State only how many lines below include the string "Dentes".
— start RECORDS FOR THIS TASK —
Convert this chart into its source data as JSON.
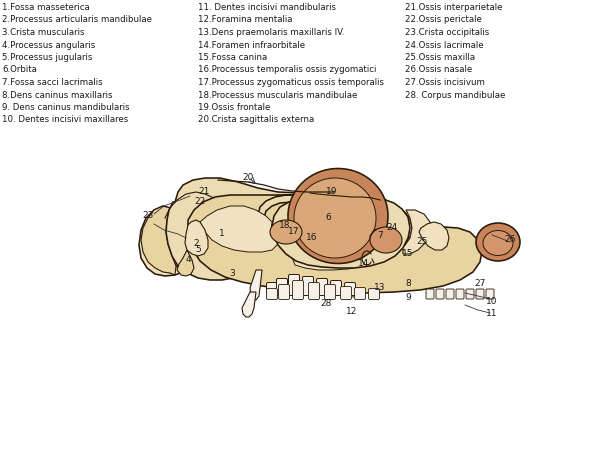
{
  "background_color": "#ffffff",
  "skull_cream": "#ecdcb4",
  "skull_cream2": "#e8d4a0",
  "skull_cream3": "#f0e2c0",
  "orbit_brown": "#c8855a",
  "orbit_brown2": "#d4956a",
  "orbit_light": "#daa878",
  "dark": "#2a1a0a",
  "text_color": "#1a1a1a",
  "line_color": "#333333",
  "legend_fontsize": 6.2,
  "legend_items_col1": [
    "1.Fossa masseterica",
    "2.Processus articularis mandibulae",
    "3.Crista muscularis",
    "4.Processus angularis",
    "5.Processus jugularis",
    "6.Orbita",
    "7.Fossa sacci lacrimalis",
    "8.Dens caninus maxillaris",
    "9. Dens caninus mandibularis",
    "10. Dentes incisivi maxillares"
  ],
  "legend_items_col2": [
    "11. Dentes incisivi mandibularis",
    "12.Foramina mentalia",
    "13.Dens praemolaris maxillaris IV.",
    "14.Foramen infraorbitale",
    "15.Fossa canina",
    "16.Processus temporalis ossis zygomatici",
    "17.Processus zygomaticus ossis temporalis",
    "18.Processus muscularis mandibulae",
    "19.Ossis frontale",
    "20.Crista sagittalis externa"
  ],
  "legend_items_col3": [
    "21.Ossis interparietale",
    "22.Ossis perictale",
    "23.Crista occipitalis",
    "24.Ossis lacrimale",
    "25.Ossis maxilla",
    "26.Ossis nasale",
    "27.Ossis incisivum",
    "28. Corpus mandibulae"
  ]
}
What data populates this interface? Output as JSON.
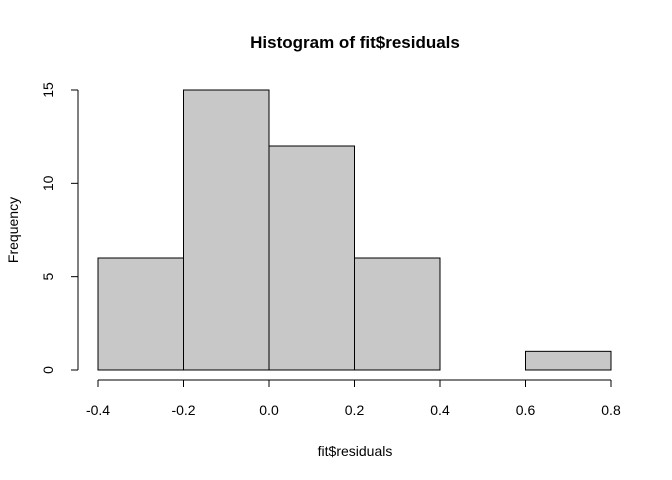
{
  "chart_data": {
    "type": "bar",
    "title": "Histogram of fit$residuals",
    "xlabel": "fit$residuals",
    "ylabel": "Frequency",
    "bins": [
      {
        "from": -0.4,
        "to": -0.2,
        "count": 6
      },
      {
        "from": -0.2,
        "to": 0.0,
        "count": 15
      },
      {
        "from": 0.0,
        "to": 0.2,
        "count": 12
      },
      {
        "from": 0.2,
        "to": 0.4,
        "count": 6
      },
      {
        "from": 0.4,
        "to": 0.6,
        "count": 0
      },
      {
        "from": 0.6,
        "to": 0.8,
        "count": 1
      }
    ],
    "xlim": [
      -0.4,
      0.8
    ],
    "ylim": [
      0,
      15
    ],
    "x_ticks": [
      "-0.4",
      "-0.2",
      "0.0",
      "0.2",
      "0.4",
      "0.6",
      "0.8"
    ],
    "y_ticks": [
      "0",
      "5",
      "10",
      "15"
    ],
    "grid": false,
    "bar_fill": "#c8c8c8",
    "bar_stroke": "#000000"
  }
}
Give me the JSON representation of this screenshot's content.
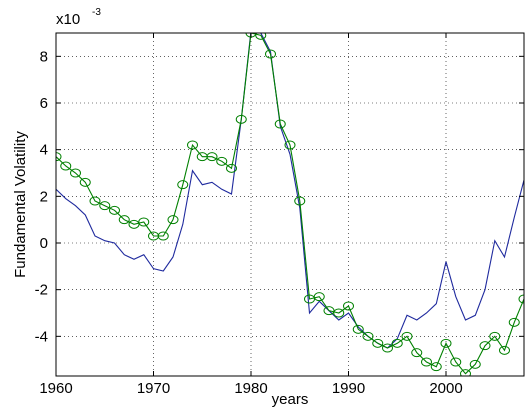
{
  "chart_data": {
    "type": "line",
    "xlabel": "years",
    "ylabel": "Fundamental Volatility",
    "y_multiplier": {
      "base": "x10",
      "exponent": "-3"
    },
    "xlim": [
      1960,
      2008
    ],
    "ylim": [
      -5.7,
      9
    ],
    "x_ticks": [
      1960,
      1970,
      1980,
      1990,
      2000
    ],
    "y_ticks": [
      -4,
      -2,
      0,
      2,
      4,
      6,
      8
    ],
    "grid": "dotted",
    "legend": "none",
    "colors": {
      "blue_series": "#1f2a9e",
      "green_series": "#008000"
    },
    "series": [
      {
        "style": "blue-solid-line",
        "x": [
          1960,
          1961,
          1962,
          1963,
          1964,
          1965,
          1966,
          1967,
          1968,
          1969,
          1970,
          1971,
          1972,
          1973,
          1974,
          1975,
          1976,
          1977,
          1978,
          1979,
          1980,
          1981,
          1982,
          1983,
          1984,
          1985,
          1986,
          1987,
          1988,
          1989,
          1990,
          1991,
          1992,
          1993,
          1994,
          1995,
          1996,
          1997,
          1998,
          1999,
          2000,
          2001,
          2002,
          2003,
          2004,
          2005,
          2006,
          2007,
          2008
        ],
        "y": [
          2.3,
          1.9,
          1.6,
          1.2,
          0.3,
          0.1,
          0.0,
          -0.5,
          -0.7,
          -0.5,
          -1.1,
          -1.2,
          -0.6,
          0.8,
          3.1,
          2.5,
          2.6,
          2.3,
          2.1,
          5.3,
          9.1,
          9.0,
          8.2,
          5.0,
          3.8,
          1.5,
          -3.0,
          -2.5,
          -2.9,
          -3.3,
          -3.0,
          -3.6,
          -4.0,
          -4.3,
          -4.5,
          -4.1,
          -3.1,
          -3.3,
          -3.0,
          -2.6,
          -0.8,
          -2.3,
          -3.3,
          -3.1,
          -2.0,
          0.1,
          -0.6,
          1.1,
          2.7
        ]
      },
      {
        "style": "green-line-circle-markers",
        "x": [
          1960,
          1961,
          1962,
          1963,
          1964,
          1965,
          1966,
          1967,
          1968,
          1969,
          1970,
          1971,
          1972,
          1973,
          1974,
          1975,
          1976,
          1977,
          1978,
          1979,
          1980,
          1981,
          1982,
          1983,
          1984,
          1985,
          1986,
          1987,
          1988,
          1989,
          1990,
          1991,
          1992,
          1993,
          1994,
          1995,
          1996,
          1997,
          1998,
          1999,
          2000,
          2001,
          2002,
          2003,
          2004,
          2005,
          2006,
          2007,
          2008
        ],
        "y": [
          3.7,
          3.3,
          3.0,
          2.6,
          1.8,
          1.6,
          1.4,
          1.0,
          0.8,
          0.9,
          0.3,
          0.3,
          1.0,
          2.5,
          4.2,
          3.7,
          3.7,
          3.5,
          3.2,
          5.3,
          9.0,
          8.9,
          8.1,
          5.1,
          4.2,
          1.8,
          -2.4,
          -2.3,
          -2.9,
          -3.0,
          -2.7,
          -3.7,
          -4.0,
          -4.3,
          -4.5,
          -4.3,
          -4.0,
          -4.7,
          -5.1,
          -5.3,
          -4.3,
          -5.1,
          -5.6,
          -5.2,
          -4.4,
          -4.0,
          -4.6,
          -3.4,
          -2.4
        ]
      }
    ]
  }
}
— end RECORDS FOR THIS TASK —
■ RESULT OF THIS TASK:
2